# [EXERCISE BRIEF]
Every line of the material below must be repeated exactly.
· · · · · · ·
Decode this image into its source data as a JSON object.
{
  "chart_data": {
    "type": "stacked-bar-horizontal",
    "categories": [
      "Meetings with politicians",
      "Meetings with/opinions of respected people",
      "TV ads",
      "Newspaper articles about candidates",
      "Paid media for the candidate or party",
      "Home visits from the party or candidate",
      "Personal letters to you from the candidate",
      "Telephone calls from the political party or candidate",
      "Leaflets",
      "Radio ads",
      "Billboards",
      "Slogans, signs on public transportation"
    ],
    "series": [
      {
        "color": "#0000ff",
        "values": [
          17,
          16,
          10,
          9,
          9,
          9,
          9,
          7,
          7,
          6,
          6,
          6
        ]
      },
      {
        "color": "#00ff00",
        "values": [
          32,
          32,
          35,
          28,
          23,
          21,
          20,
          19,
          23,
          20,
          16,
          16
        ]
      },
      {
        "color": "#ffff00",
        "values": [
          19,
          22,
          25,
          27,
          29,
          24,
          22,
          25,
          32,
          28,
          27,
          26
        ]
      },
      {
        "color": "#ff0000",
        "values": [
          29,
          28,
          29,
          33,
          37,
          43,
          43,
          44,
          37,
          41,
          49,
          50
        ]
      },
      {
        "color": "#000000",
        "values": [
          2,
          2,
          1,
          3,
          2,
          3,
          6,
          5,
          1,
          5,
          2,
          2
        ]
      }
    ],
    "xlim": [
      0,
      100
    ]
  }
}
· · · · · · ·
# [WRITTEN RESPONSE]
Decode this image into its source data as a JSON object.
{
  "chart_data": {
    "type": "stacked-bar-horizontal",
    "categories": [
      "Meetings with politicians",
      "Meetings with/opinions of respected people",
      "TV ads",
      "Newspaper articles about candidates",
      "Paid media for the candidate or party",
      "Home visits from the party or candidate",
      "Personal letters to you from the candidate",
      "Telephone calls from the political party or candidate",
      "Leaflets",
      "Radio ads",
      "Billboards",
      "Slogans, signs on public transportation"
    ],
    "series": [
      {
        "color": "#0000ff",
        "values": [
          17,
          16,
          10,
          9,
          9,
          9,
          9,
          7,
          7,
          6,
          6,
          6
        ]
      },
      {
        "color": "#00ff00",
        "values": [
          32,
          32,
          35,
          28,
          23,
          21,
          20,
          19,
          23,
          20,
          16,
          16
        ]
      },
      {
        "color": "#ffff00",
        "values": [
          19,
          22,
          25,
          27,
          29,
          24,
          22,
          25,
          32,
          28,
          27,
          26
        ]
      },
      {
        "color": "#ff0000",
        "values": [
          29,
          28,
          29,
          33,
          37,
          43,
          43,
          44,
          37,
          41,
          49,
          50
        ]
      },
      {
        "color": "#000000",
        "values": [
          2,
          2,
          1,
          3,
          2,
          3,
          6,
          5,
          1,
          5,
          2,
          2
        ]
      }
    ],
    "xlim": [
      0,
      100
    ]
  }
}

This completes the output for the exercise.